Start of THE RECORDS
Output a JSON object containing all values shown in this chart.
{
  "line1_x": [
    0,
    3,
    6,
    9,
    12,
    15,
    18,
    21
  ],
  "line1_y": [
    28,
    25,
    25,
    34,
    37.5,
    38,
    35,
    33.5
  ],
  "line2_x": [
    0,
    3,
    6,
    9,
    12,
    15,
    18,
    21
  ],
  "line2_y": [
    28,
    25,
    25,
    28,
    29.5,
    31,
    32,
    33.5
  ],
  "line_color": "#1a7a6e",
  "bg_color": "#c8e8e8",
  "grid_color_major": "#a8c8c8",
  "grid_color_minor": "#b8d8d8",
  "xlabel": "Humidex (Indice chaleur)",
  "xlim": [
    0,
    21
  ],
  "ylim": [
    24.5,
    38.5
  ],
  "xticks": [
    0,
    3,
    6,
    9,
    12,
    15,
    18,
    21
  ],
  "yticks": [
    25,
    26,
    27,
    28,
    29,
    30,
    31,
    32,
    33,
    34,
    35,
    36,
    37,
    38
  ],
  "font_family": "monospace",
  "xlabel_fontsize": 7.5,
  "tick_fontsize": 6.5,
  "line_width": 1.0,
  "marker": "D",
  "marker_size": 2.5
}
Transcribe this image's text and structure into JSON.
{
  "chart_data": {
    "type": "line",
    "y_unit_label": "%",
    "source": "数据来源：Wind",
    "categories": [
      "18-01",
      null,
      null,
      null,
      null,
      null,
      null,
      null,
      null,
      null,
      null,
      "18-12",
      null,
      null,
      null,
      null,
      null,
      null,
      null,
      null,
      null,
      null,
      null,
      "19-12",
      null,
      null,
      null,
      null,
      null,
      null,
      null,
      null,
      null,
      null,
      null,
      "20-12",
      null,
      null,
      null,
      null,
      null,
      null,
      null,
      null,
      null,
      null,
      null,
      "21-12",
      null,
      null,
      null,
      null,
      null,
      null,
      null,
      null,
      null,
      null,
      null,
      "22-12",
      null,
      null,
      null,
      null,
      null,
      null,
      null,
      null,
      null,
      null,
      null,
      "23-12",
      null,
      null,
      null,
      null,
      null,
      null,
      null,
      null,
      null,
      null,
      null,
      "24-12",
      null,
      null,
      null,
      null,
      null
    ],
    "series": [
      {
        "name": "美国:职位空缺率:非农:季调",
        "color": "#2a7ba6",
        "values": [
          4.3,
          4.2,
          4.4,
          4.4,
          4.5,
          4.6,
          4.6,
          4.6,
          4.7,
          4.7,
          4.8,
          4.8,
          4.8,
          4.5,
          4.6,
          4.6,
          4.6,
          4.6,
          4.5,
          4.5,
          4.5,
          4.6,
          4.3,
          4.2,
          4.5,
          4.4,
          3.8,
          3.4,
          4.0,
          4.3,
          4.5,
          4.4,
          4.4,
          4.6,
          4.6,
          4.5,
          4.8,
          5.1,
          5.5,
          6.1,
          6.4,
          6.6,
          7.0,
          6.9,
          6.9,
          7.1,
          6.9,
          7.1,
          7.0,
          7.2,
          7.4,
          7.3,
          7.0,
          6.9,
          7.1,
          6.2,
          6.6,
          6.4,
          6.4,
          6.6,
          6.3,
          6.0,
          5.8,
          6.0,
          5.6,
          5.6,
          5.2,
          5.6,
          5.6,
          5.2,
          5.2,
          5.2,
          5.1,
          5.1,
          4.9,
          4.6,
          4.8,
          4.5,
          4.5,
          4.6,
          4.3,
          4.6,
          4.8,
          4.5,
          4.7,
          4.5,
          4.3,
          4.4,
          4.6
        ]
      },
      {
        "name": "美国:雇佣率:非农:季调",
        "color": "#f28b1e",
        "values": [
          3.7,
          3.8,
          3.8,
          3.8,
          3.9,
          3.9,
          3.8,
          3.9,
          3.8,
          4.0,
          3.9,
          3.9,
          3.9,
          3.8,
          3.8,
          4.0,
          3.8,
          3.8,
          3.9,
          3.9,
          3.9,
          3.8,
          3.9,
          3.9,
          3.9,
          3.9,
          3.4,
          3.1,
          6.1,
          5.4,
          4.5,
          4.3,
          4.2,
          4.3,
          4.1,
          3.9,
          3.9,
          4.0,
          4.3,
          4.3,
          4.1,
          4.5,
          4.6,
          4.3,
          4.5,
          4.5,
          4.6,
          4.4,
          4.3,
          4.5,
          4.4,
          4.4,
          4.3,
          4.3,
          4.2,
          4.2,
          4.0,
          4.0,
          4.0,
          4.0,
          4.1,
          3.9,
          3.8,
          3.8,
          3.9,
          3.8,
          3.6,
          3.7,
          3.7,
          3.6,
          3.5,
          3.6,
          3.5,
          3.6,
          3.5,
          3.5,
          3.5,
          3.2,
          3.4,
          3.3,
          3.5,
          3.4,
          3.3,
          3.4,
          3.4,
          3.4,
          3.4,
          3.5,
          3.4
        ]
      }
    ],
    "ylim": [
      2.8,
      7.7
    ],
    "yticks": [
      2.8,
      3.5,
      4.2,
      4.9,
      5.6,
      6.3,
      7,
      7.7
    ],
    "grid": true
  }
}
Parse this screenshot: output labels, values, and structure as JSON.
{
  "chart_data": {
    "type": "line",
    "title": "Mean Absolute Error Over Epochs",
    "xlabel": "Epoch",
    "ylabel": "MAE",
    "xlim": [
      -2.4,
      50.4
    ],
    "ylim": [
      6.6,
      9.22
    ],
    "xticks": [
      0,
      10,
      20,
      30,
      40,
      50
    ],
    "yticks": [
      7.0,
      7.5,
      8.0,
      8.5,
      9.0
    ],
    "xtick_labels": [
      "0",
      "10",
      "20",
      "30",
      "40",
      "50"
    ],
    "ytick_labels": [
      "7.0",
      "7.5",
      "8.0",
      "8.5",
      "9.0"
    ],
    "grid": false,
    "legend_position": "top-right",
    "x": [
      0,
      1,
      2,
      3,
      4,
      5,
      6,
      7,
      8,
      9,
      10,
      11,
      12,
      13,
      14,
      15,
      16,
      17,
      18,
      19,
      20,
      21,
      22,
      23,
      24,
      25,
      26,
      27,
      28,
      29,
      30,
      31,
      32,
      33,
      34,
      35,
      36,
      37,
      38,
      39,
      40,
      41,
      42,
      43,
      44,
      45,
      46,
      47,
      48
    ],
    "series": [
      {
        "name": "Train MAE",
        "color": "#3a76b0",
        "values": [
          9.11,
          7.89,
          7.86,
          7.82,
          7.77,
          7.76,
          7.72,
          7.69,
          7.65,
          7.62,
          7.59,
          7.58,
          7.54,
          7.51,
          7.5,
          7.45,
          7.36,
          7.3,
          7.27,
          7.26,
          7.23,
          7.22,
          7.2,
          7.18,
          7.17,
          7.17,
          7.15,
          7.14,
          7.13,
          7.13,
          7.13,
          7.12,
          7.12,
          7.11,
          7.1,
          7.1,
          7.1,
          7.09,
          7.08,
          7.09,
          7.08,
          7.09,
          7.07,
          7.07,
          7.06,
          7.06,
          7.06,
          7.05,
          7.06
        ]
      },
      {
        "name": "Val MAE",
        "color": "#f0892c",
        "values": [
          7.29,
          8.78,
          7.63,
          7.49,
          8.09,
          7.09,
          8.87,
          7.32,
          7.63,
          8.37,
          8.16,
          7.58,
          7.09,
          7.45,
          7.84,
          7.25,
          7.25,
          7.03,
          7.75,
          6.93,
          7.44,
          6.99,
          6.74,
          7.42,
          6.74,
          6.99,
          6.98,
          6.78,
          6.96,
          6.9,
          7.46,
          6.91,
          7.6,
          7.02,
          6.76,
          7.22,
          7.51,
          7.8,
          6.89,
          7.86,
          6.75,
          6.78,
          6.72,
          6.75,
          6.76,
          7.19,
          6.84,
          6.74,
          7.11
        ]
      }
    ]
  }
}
End of THE RECORDS
▶ AIM OF THE EXERCISE: Among the lines of the material, find those that hold the word "this" and copy them.

▶ TASK SOLUTION:
Output a JSON object containing all values shown in this chart.
Transcribe this image's text and structure into JSON.
Parse this screenshot: output labels, values, and structure as JSON.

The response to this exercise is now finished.